Records that describe figures:
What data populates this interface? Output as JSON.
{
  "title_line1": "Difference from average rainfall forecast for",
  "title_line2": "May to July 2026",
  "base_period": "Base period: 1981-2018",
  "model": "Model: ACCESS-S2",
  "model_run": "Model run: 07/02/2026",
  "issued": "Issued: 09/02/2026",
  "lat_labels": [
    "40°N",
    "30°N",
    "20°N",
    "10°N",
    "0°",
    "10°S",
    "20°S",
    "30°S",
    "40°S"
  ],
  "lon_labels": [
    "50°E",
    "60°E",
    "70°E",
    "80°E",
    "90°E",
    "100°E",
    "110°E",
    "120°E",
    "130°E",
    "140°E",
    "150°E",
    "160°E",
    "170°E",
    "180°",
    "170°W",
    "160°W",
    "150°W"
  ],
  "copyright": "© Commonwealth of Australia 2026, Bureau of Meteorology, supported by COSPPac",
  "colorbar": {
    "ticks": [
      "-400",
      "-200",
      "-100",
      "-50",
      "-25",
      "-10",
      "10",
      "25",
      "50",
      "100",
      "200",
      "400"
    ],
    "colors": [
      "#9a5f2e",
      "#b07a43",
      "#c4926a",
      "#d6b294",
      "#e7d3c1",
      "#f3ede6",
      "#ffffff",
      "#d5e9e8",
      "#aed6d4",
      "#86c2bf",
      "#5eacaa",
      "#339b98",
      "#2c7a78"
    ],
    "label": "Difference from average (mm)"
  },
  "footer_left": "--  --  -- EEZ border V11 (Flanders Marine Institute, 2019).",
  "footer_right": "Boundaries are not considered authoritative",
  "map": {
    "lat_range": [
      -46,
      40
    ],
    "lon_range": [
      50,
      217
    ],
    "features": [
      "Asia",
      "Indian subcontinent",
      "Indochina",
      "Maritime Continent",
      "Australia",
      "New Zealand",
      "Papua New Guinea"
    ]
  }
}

Exercise details: Copy out the full set of records precisely, leaving nothing out.

Full response:
What data populates this interface? Output as JSON.
{
  "title_line1": "Difference from average rainfall forecast for",
  "title_line2": "May to July 2026",
  "base_period": "Base period: 1981-2018",
  "model": "Model: ACCESS-S2",
  "model_run": "Model run: 07/02/2026",
  "issued": "Issued: 09/02/2026",
  "lat_labels": [
    "40°N",
    "30°N",
    "20°N",
    "10°N",
    "0°",
    "10°S",
    "20°S",
    "30°S",
    "40°S"
  ],
  "lon_labels": [
    "50°E",
    "60°E",
    "70°E",
    "80°E",
    "90°E",
    "100°E",
    "110°E",
    "120°E",
    "130°E",
    "140°E",
    "150°E",
    "160°E",
    "170°E",
    "180°",
    "170°W",
    "160°W",
    "150°W"
  ],
  "copyright": "© Commonwealth of Australia 2026, Bureau of Meteorology, supported by COSPPac",
  "colorbar": {
    "ticks": [
      "-400",
      "-200",
      "-100",
      "-50",
      "-25",
      "-10",
      "10",
      "25",
      "50",
      "100",
      "200",
      "400"
    ],
    "colors": [
      "#9a5f2e",
      "#b07a43",
      "#c4926a",
      "#d6b294",
      "#e7d3c1",
      "#f3ede6",
      "#ffffff",
      "#d5e9e8",
      "#aed6d4",
      "#86c2bf",
      "#5eacaa",
      "#339b98",
      "#2c7a78"
    ],
    "label": "Difference from average (mm)"
  },
  "footer_left": "--  --  -- EEZ border V11 (Flanders Marine Institute, 2019).",
  "footer_right": "Boundaries are not considered authoritative",
  "map": {
    "lat_range": [
      -46,
      40
    ],
    "lon_range": [
      50,
      217
    ],
    "features": [
      "Asia",
      "Indian subcontinent",
      "Indochina",
      "Maritime Continent",
      "Australia",
      "New Zealand",
      "Papua New Guinea"
    ]
  }
}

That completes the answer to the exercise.